- _Document section_:
On 6 March, it was reported that according to satellite imagery analysis by both Bloomberg and the Energy Economics and Society Research Institute in Tokyo, Ras Laffan, the main gas facility in Qatar, appears to have not been damaged before the "unprecedented shutdown" which sent fuel prices higher.

Following an Iranian strike on Ras Laffan on 18 March, Energy Minister Saad Sherida al-Kaabi said that 17% of Qatar's LNG exports have been disrupted, causing damage that could take 3–5 years to repair and huge financial losses.

=== Arrests for insults to state and "spreading misleading information and rumours" ===
On 7 March, the Ministry of Interior announced the arrest of "a person of Arab nationality after he posted a series of tweets on one of his social media accounts that contained direct insults toward the State of Qatar and its institutions". On the same day, the ministry warned the public to "comply with the laws and regulations and to refrain from using social media or digital platforms to spread rumors, incite unrest, defame the State of Qatar and its institutions", and called on the public to "report any such behavior". On 9 March, it announced that 313 foreigners had been arrested for having "filmed and circulated video clips and published misleading information and rumours that could stir public opinion".

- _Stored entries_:
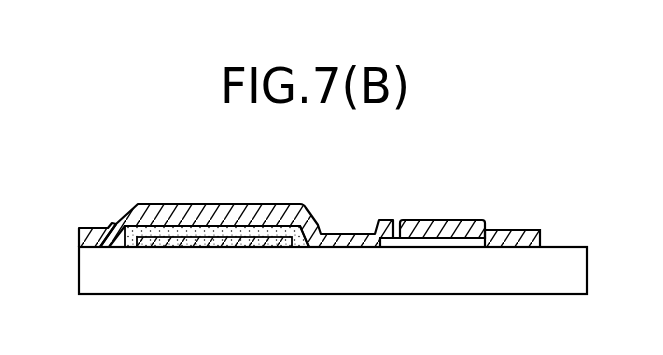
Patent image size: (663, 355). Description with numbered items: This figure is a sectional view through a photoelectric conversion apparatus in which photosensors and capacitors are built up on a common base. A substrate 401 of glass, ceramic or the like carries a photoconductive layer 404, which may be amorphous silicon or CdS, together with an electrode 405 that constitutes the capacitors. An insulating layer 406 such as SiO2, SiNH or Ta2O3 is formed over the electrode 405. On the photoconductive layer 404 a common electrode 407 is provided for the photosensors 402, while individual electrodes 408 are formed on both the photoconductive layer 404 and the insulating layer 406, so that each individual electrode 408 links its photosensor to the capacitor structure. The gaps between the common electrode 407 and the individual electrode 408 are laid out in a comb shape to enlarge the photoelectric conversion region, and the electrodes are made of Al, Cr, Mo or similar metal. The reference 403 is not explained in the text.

The substrate 401 is at (522, 283).
The photosensor 402 is at (397, 218).
The insulating layer 403 is at (217, 190).
The photoconductive layer 404 is at (423, 242).
The electrode 405 is at (170, 242).
The insulating layer 406 is at (262, 222).
The common electrode 407 is at (527, 232).
The individual electrode 408 is at (98, 228).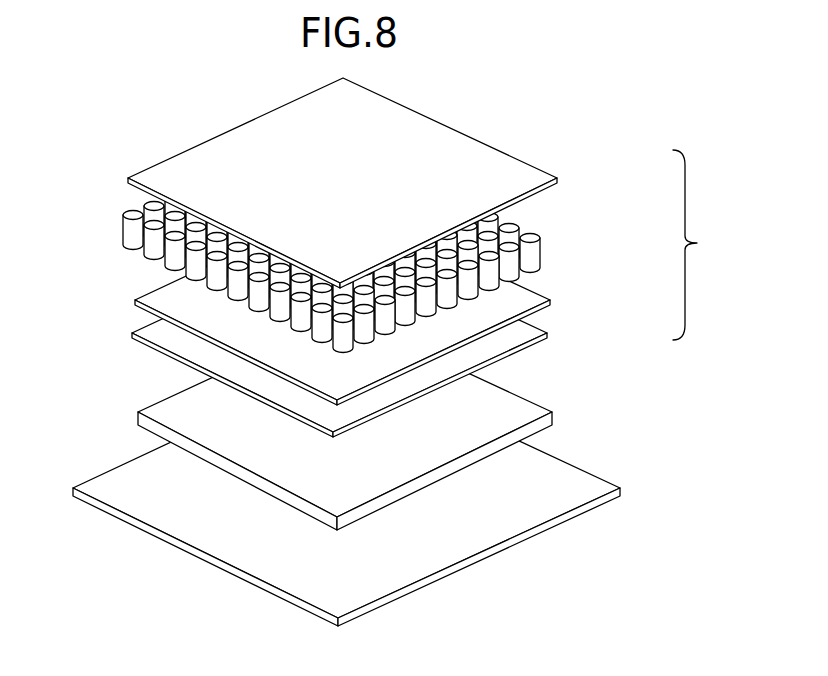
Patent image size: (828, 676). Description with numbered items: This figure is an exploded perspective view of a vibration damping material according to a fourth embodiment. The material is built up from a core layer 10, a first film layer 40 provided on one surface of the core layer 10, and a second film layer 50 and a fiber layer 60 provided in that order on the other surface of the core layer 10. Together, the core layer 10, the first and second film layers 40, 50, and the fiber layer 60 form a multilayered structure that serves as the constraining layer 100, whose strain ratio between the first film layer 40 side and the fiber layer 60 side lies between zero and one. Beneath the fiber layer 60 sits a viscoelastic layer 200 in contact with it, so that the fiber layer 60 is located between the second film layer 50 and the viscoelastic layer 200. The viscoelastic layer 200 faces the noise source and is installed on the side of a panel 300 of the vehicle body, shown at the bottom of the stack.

The core layer 10 is at (540, 252).
The first film layer 40 is at (557, 182).
The second film layer 50 is at (550, 303).
The fiber layer 60 is at (548, 336).
The constraining layer 100 is at (716, 245).
The viscoelastic layer 200 is at (553, 414).
The panel 300 is at (600, 507).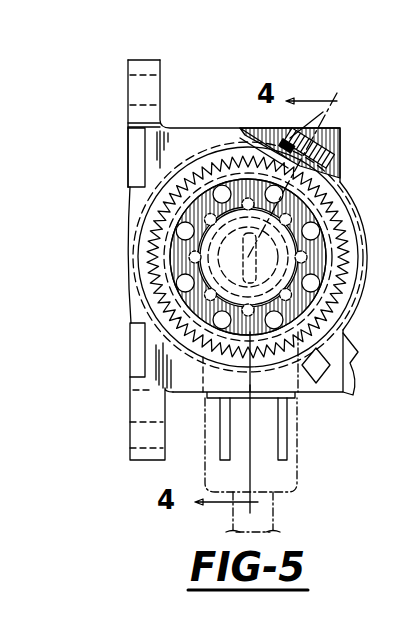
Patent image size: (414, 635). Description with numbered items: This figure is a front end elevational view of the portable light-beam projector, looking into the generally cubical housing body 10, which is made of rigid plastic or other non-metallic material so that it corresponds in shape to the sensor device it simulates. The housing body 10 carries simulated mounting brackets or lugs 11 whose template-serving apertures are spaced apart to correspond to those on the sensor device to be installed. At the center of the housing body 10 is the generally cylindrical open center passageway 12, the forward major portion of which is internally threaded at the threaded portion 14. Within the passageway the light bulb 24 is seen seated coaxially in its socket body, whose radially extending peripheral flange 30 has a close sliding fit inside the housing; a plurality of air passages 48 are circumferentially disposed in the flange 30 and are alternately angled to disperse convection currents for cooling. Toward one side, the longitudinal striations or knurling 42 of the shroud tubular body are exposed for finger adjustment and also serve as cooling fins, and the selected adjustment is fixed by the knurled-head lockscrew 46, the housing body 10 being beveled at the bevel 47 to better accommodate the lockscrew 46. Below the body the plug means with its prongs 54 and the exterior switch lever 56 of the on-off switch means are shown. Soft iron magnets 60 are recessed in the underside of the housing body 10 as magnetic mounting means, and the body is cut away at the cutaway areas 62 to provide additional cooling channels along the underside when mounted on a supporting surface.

The housing body 10 is at (188, 132).
The simulated mounting brackets or lugs 11 is at (161, 62).
The center passageway 12 is at (200, 157).
The threaded portion 14 is at (248, 257).
The light bulb 24 is at (300, 215).
The peripheral flange 30 is at (412, 330).
The striations or knurling 42 is at (318, 250).
The lockscrew 46 is at (330, 140).
The bevel 47 is at (270, 126).
The air passages 48 is at (185, 286).
The prongs 54 is at (223, 423).
The switch lever 56 is at (352, 396).
The soft iron magnets 60 is at (134, 162).
The cutaway areas 62 is at (137, 198).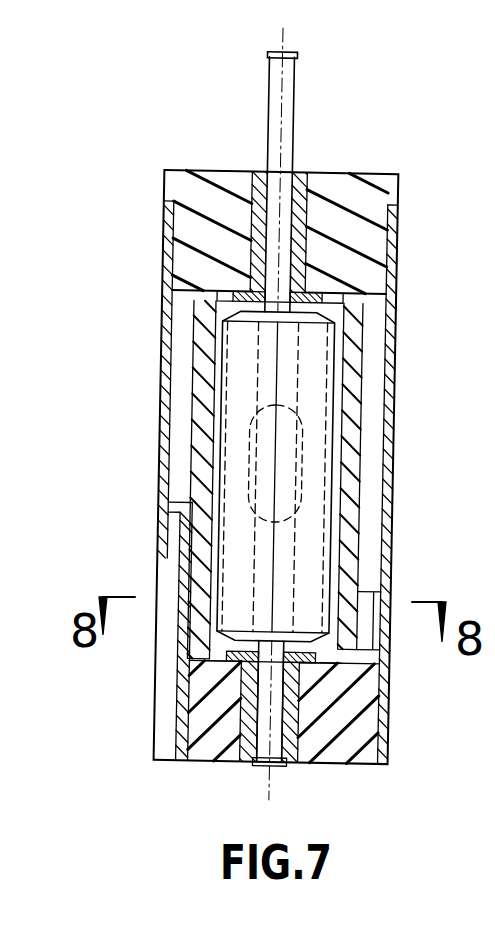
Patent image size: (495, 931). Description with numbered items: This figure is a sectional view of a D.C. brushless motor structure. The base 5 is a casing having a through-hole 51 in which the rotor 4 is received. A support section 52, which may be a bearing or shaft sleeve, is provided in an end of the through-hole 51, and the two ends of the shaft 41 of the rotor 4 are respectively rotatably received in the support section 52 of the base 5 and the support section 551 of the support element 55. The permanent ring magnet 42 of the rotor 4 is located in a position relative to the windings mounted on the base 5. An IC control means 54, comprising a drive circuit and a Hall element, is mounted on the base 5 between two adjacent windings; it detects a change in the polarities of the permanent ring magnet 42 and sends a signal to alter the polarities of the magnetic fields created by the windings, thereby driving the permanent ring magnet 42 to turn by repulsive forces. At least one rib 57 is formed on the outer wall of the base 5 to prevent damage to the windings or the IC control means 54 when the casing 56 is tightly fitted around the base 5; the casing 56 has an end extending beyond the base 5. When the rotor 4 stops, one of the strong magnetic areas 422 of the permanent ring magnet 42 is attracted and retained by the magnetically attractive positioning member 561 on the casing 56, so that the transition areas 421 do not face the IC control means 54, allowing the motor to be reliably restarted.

- _Exercise description_: Extend the passage on Qatar's gas shutdown and arrests, beginning right after its final sentence.

- _Answer to this problem_:
===Reactions===
====Domestic====
The Qatari Ministry of Foreign Affairs denounced the strikes, calling them a "reckless and irresponsible" violation of Qatar's sovereignty. A spokesperson from the Foreign Affairs ministry stated that Qatar has the authority to respond "in accordance with international law".

On 19 March, Qatar declared members of the Iranian military and security forces as 'persona non grata', giving them 24 hours to leave the country. Following international reports, in April 2026, Qatar denied reports it is paying Iran not to attack the country.

==== International ====
CBC News, citing the Canadian Department of National Defence's website, reported that Canadian soldiers of the Combined Aerospace Operations Centre were present at the Al Udeid Air Base in Qatar at the time of the attack. On 3 March 2026, Canadian Defence Minister David McGuinty confirmed Canadian military presence in the Middle East and confirmed that they had not suffered any casualties. McGuinty also stated that the Canadian Armed Forces will "assess any potential impacts on CAF personnel in the region."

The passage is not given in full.